(WHAT YOU NEED TO DO): Pictures do not belong in the copy, so please give every entry below again exactly.

(Entries from a dataset):
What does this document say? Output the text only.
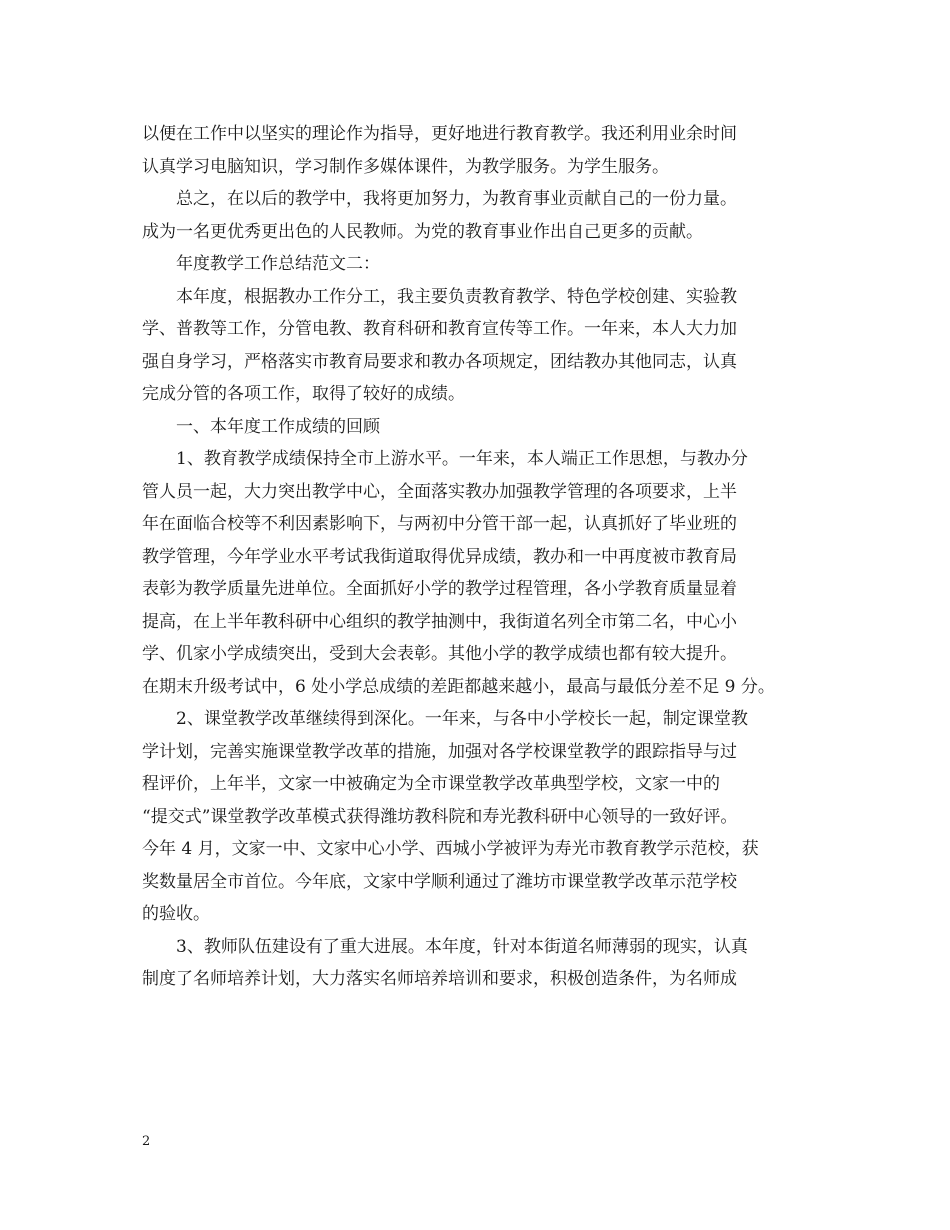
以便在工作中以坚实的理论作为指导，更好地进行教育教学。我还利用业余时间
认真学习电脑知识，学习制作多媒体课件，为教学服务。为学生服务。
总之，在以后的教学中，我将更加努力，为教育事业贡献自己的一份力量。
成为一名更优秀更出色的人民教师。为党的教育事业作出自己更多的贡献。
年度教学工作总结范文二：
本年度，根据教办工作分工，我主要负责教育教学、特色学校创建、实验教
学、普教等工作，分管电教、教育科研和教育宣传等工作。一年来，本人大力加
强自身学习，严格落实市教育局要求和教办各项规定，团结教办其他同志，认真
完成分管的各项工作，取得了较好的成绩。
一、本年度工作成绩的回顾
1、教育教学成绩保持全市上游水平。一年来，本人端正工作思想，与教办分
管人员一起，大力突出教学中心，全面落实教办加强教学管理的各项要求，上半
年在面临合校等不利因素影响下，与两初中分管干部一起，认真抓好了毕业班的
教学管理，今年学业水平考试我街道取得优异成绩，教办和一中再度被市教育局
表彰为教学质量先进单位。全面抓好小学的教学过程管理，各小学教育质量显着
提高，在上半年教科研中心组织的教学抽测中，我街道名列全市第二名，中心小
学、仉家小学成绩突出，受到大会表彰。其他小学的教学成绩也都有较大提升。
在期末升级考试中，6 处小学总成绩的差距都越来越小，最高与最低分差不足 9 分。
2、课堂教学改革继续得到深化。一年来，与各中小学校长一起，制定课堂教
学计划，完善实施课堂教学改革的措施，加强对各学校课堂教学的跟踪指导与过
程评价，上年半，文家一中被确定为全市课堂教学改革典型学校，文家一中的
“提交式”课堂教学改革模式获得潍坊教科院和寿光教科研中心领导的一致好评。
今年 4 月，文家一中、文家中心小学、西城小学被评为寿光市教育教学示范校，获
奖数量居全市首位。今年底，文家中学顺利通过了潍坊市课堂教学改革示范学校
的验收。
3、教师队伍建设有了重大进展。本年度，针对本街道名师薄弱的现实，认真
制度了名师培养计划，大力落实名师培养培训和要求，积极创造条件，为名师成
2
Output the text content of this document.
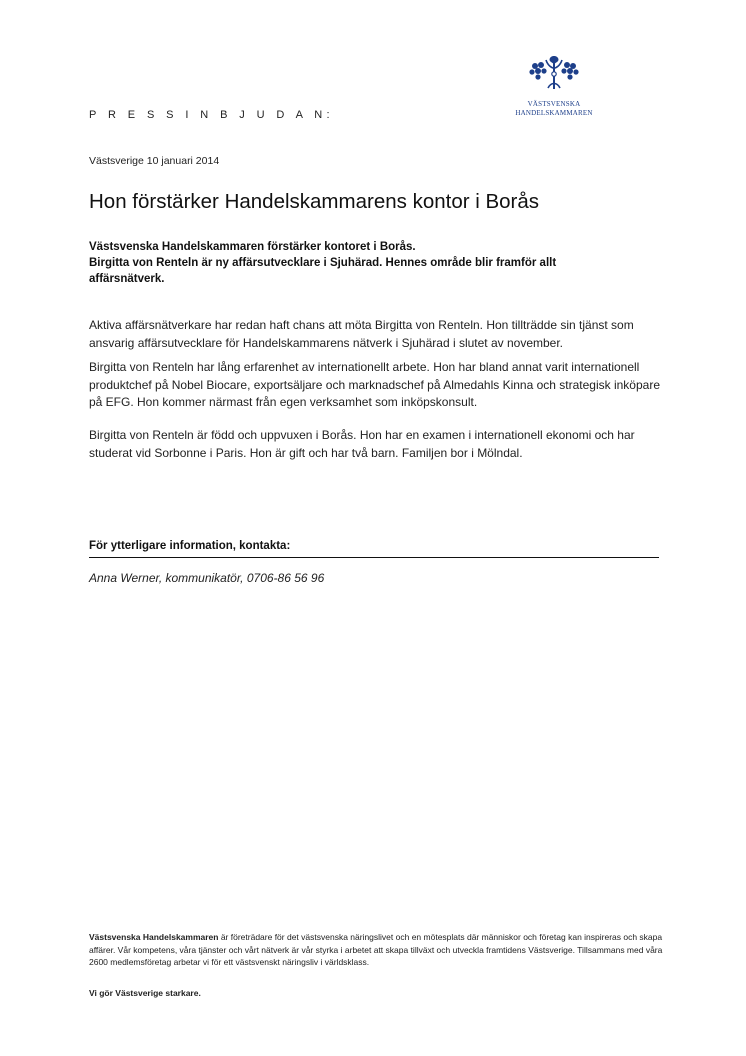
P R E S S I N B J U D A N:
VÄSTSVENSKA
HANDELSKAMMAREN
Västsverige 10 januari 2014
Hon förstärker Handelskammarens kontor i Borås
Västsvenska Handelskammaren förstärker kontoret i Borås.
Birgitta von Renteln är ny affärsutvecklare i Sjuhärad. Hennes område blir framför allt affärsnätverk.
Aktiva affärsnätverkare har redan haft chans att möta Birgitta von Renteln. Hon tillträdde sin tjänst som ansvarig affärsutvecklare för Handelskammarens nätverk i Sjuhärad i slutet av november.
Birgitta von Renteln har lång erfarenhet av internationellt arbete. Hon har bland annat varit internationell produktchef på Nobel Biocare, exportsäljare och marknadschef på Almedahls Kinna och strategisk inköpare på EFG. Hon kommer närmast från egen verksamhet som inköpskonsult.
Birgitta von Renteln är född och uppvuxen i Borås. Hon har en examen i internationell ekonomi och har studerat vid Sorbonne i Paris. Hon är gift och har två barn. Familjen bor i Mölndal.
För ytterligare information, kontakta:
Anna Werner, kommunikatör, 0706-86 56 96
Västsvenska Handelskammaren är företrädare för det västsvenska näringslivet och en mötesplats där människor och företag kan inspireras och skapa affärer. Vår kompetens, våra tjänster och vårt nätverk är vår styrka i arbetet att skapa tillväxt och utveckla framtidens Västsverige. Tillsammans med våra 2600 medlemsföretag arbetar vi för ett västsvenskt näringsliv i världsklass.
Vi gör Västsverige starkare.
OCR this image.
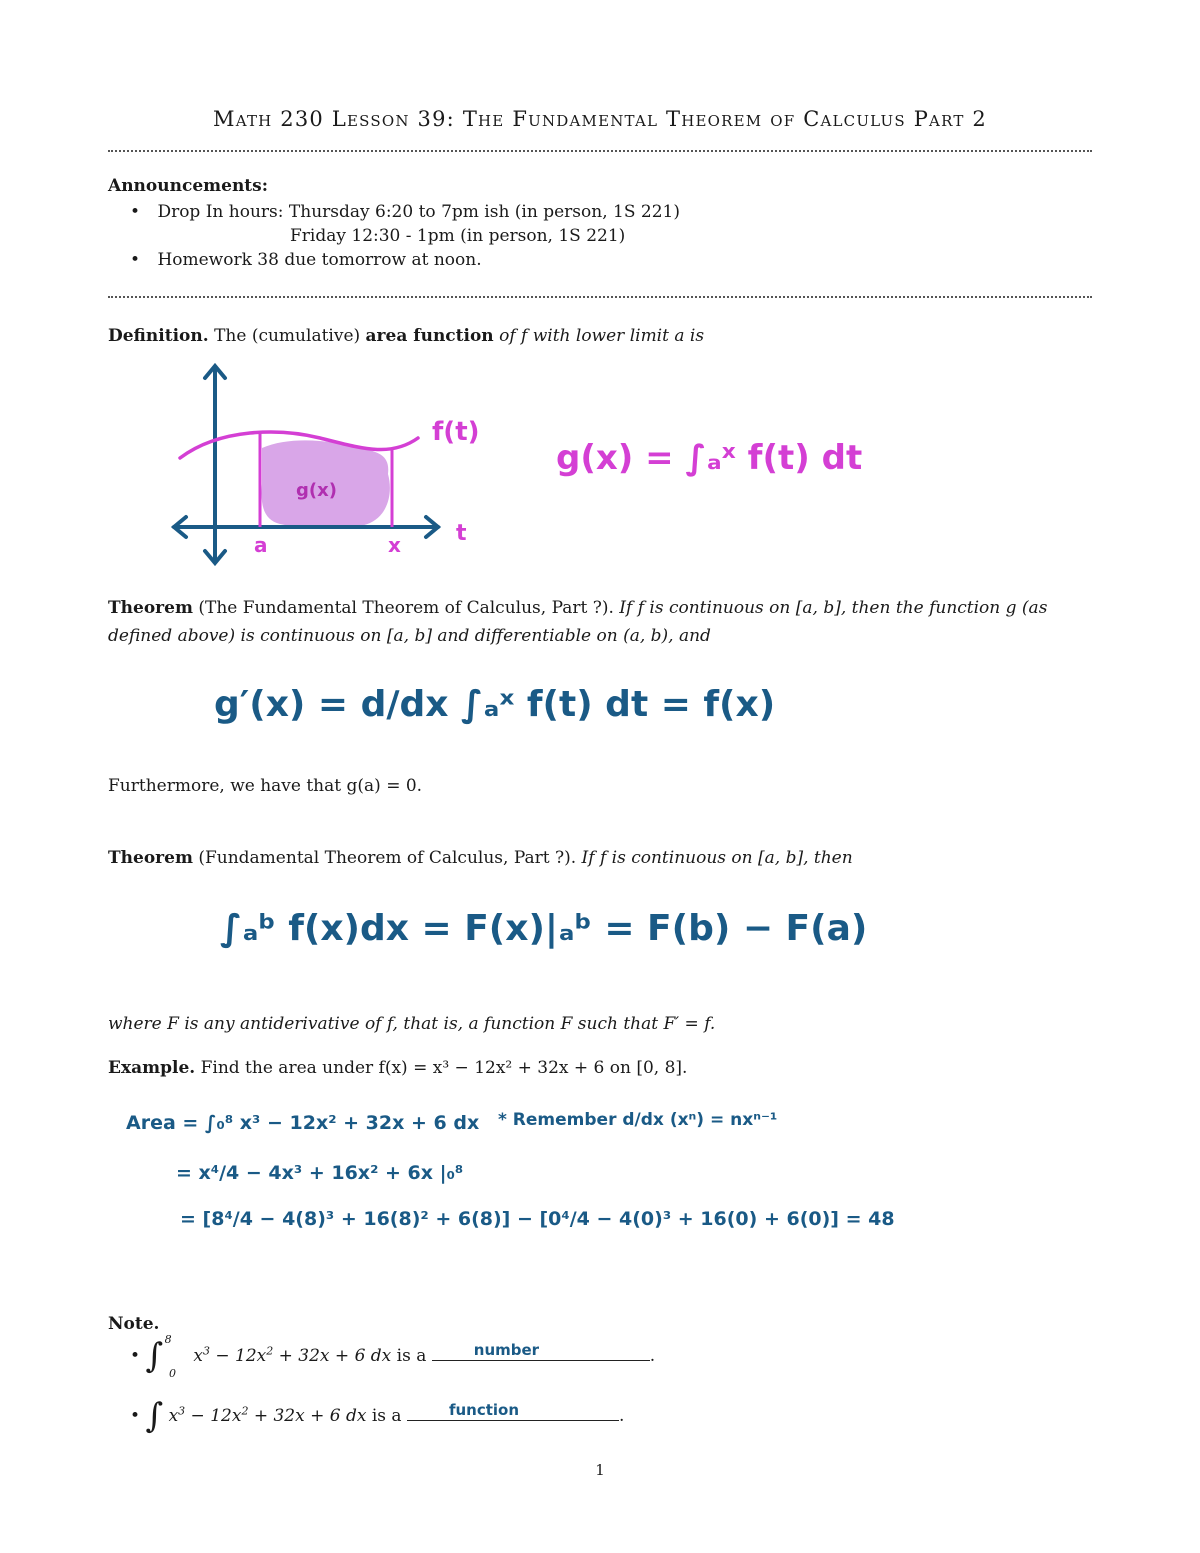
Math 230 Lesson 39: The Fundamental Theorem of Calculus Part 2
Announcements:
• Drop In hours: Thursday 6:20 to 7pm ish (in person, 1S 221)
Friday 12:30 - 1pm (in person, 1S 221)
• Homework 38 due tomorrow at noon.
Definition. The (cumulative) area function of f with lower limit a is
f(t)
g(x)
a	x	t
g(x) = ∫ₐˣ f(t) dt
Theorem (The Fundamental Theorem of Calculus, Part ?). If f is continuous on [a, b], then the function g (as
defined above) is continuous on [a, b] and differentiable on (a, b), and
g′(x) = d/dx ∫ₐˣ f(t) dt = f(x)
Furthermore, we have that g(a) = 0.
Theorem (Fundamental Theorem of Calculus, Part ?). If f is continuous on [a, b], then
∫ₐᵇ f(x)dx = F(x)|ₐᵇ = F(b) − F(a)
where F is any antiderivative of f, that is, a function F such that F′ = f.
Example. Find the area under f(x) = x³ − 12x² + 32x + 6 on [0, 8].
Area = ∫₀⁸ x³ − 12x² + 32x + 6 dx * Remember d/dx (xⁿ) = nxⁿ⁻¹
= x⁴/4 − 4x³ + 16x² + 6x |₀⁸
= [8⁴/4 − 4(8)³ + 16(8)² + 6(8)] − [0⁴/4 − 4(0)³ + 16(0) + 6(0)] = 48
Note.
• ∫ $^8$ $_0$ $x^3 - 12x^2 + 32x + 6$ dx is a	number	.
• ∫ $x^3 - 12x^2 + 32x + 6$ dx is a	function	.
1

(PROBLEM SOLUTION):
What does this document say? Output the text only.
以便在工作中以坚实的理论作为指导，更好地进行教育教学。我还利用业余时间
认真学习电脑知识，学习制作多媒体课件，为教学服务。为学生服务。
总之，在以后的教学中，我将更加努力，为教育事业贡献自己的一份力量。
成为一名更优秀更出色的人民教师。为党的教育事业作出自己更多的贡献。
年度教学工作总结范文二：
本年度，根据教办工作分工，我主要负责教育教学、特色学校创建、实验教
学、普教等工作，分管电教、教育科研和教育宣传等工作。一年来，本人大力加
强自身学习，严格落实市教育局要求和教办各项规定，团结教办其他同志，认真
完成分管的各项工作，取得了较好的成绩。
一、本年度工作成绩的回顾
1、教育教学成绩保持全市上游水平。一年来，本人端正工作思想，与教办分
管人员一起，大力突出教学中心，全面落实教办加强教学管理的各项要求，上半
年在面临合校等不利因素影响下，与两初中分管干部一起，认真抓好了毕业班的
教学管理，今年学业水平考试我街道取得优异成绩，教办和一中再度被市教育局
表彰为教学质量先进单位。全面抓好小学的教学过程管理，各小学教育质量显着
提高，在上半年教科研中心组织的教学抽测中，我街道名列全市第二名，中心小
学、仉家小学成绩突出，受到大会表彰。其他小学的教学成绩也都有较大提升。
在期末升级考试中，6 处小学总成绩的差距都越来越小，最高与最低分差不足 9 分。
2、课堂教学改革继续得到深化。一年来，与各中小学校长一起，制定课堂教
学计划，完善实施课堂教学改革的措施，加强对各学校课堂教学的跟踪指导与过
程评价，上年半，文家一中被确定为全市课堂教学改革典型学校，文家一中的
“提交式”课堂教学改革模式获得潍坊教科院和寿光教科研中心领导的一致好评。
今年 4 月，文家一中、文家中心小学、西城小学被评为寿光市教育教学示范校，获
奖数量居全市首位。今年底，文家中学顺利通过了潍坊市课堂教学改革示范学校
的验收。
3、教师队伍建设有了重大进展。本年度，针对本街道名师薄弱的现实，认真
制度了名师培养计划，大力落实名师培养培训和要求，积极创造条件，为名师成
2
Output the text content of this document.
P R E S S I N B J U D A N:
VÄSTSVENSKA
HANDELSKAMMAREN
Västsverige 10 januari 2014
Hon förstärker Handelskammarens kontor i Borås
Västsvenska Handelskammaren förstärker kontoret i Borås.
Birgitta von Renteln är ny affärsutvecklare i Sjuhärad. Hennes område blir framför allt affärsnätverk.
Aktiva affärsnätverkare har redan haft chans att möta Birgitta von Renteln. Hon tillträdde sin tjänst som ansvarig affärsutvecklare för Handelskammarens nätverk i Sjuhärad i slutet av november.
Birgitta von Renteln har lång erfarenhet av internationellt arbete. Hon har bland annat varit internationell produktchef på Nobel Biocare, exportsäljare och marknadschef på Almedahls Kinna och strategisk inköpare på EFG. Hon kommer närmast från egen verksamhet som inköpskonsult.
Birgitta von Renteln är född och uppvuxen i Borås. Hon har en examen i internationell ekonomi och har studerat vid Sorbonne i Paris. Hon är gift och har två barn. Familjen bor i Mölndal.
För ytterligare information, kontakta:
Anna Werner, kommunikatör, 0706-86 56 96
Västsvenska Handelskammaren är företrädare för det västsvenska näringslivet och en mötesplats där människor och företag kan inspireras och skapa affärer. Vår kompetens, våra tjänster och vårt nätverk är vår styrka i arbetet att skapa tillväxt och utveckla framtidens Västsverige. Tillsammans med våra 2600 medlemsföretag arbetar vi för ett västsvenskt näringsliv i världsklass.
Vi gör Västsverige starkare.
OCR this image.
Math 230 Lesson 39: The Fundamental Theorem of Calculus Part 2
Announcements:
• Drop In hours: Thursday 6:20 to 7pm ish (in person, 1S 221)
Friday 12:30 - 1pm (in person, 1S 221)
• Homework 38 due tomorrow at noon.
Definition. The (cumulative) area function of f with lower limit a is
f(t)
g(x)
a	x	t
g(x) = ∫ₐˣ f(t) dt
Theorem (The Fundamental Theorem of Calculus, Part ?). If f is continuous on [a, b], then the function g (as
defined above) is continuous on [a, b] and differentiable on (a, b), and
g′(x) = d/dx ∫ₐˣ f(t) dt = f(x)
Furthermore, we have that g(a) = 0.
Theorem (Fundamental Theorem of Calculus, Part ?). If f is continuous on [a, b], then
∫ₐᵇ f(x)dx = F(x)|ₐᵇ = F(b) − F(a)
where F is any antiderivative of f, that is, a function F such that F′ = f.
Example. Find the area under f(x) = x³ − 12x² + 32x + 6 on [0, 8].
Area = ∫₀⁸ x³ − 12x² + 32x + 6 dx * Remember d/dx (xⁿ) = nxⁿ⁻¹
= x⁴/4 − 4x³ + 16x² + 6x |₀⁸
= [8⁴/4 − 4(8)³ + 16(8)² + 6(8)] − [0⁴/4 − 4(0)³ + 16(0) + 6(0)] = 48
Note.
• ∫ $^8$ $_0$ $x^3 - 12x^2 + 32x + 6$ dx is a	number	.
• ∫ $x^3 - 12x^2 + 32x + 6$ dx is a	function	.
1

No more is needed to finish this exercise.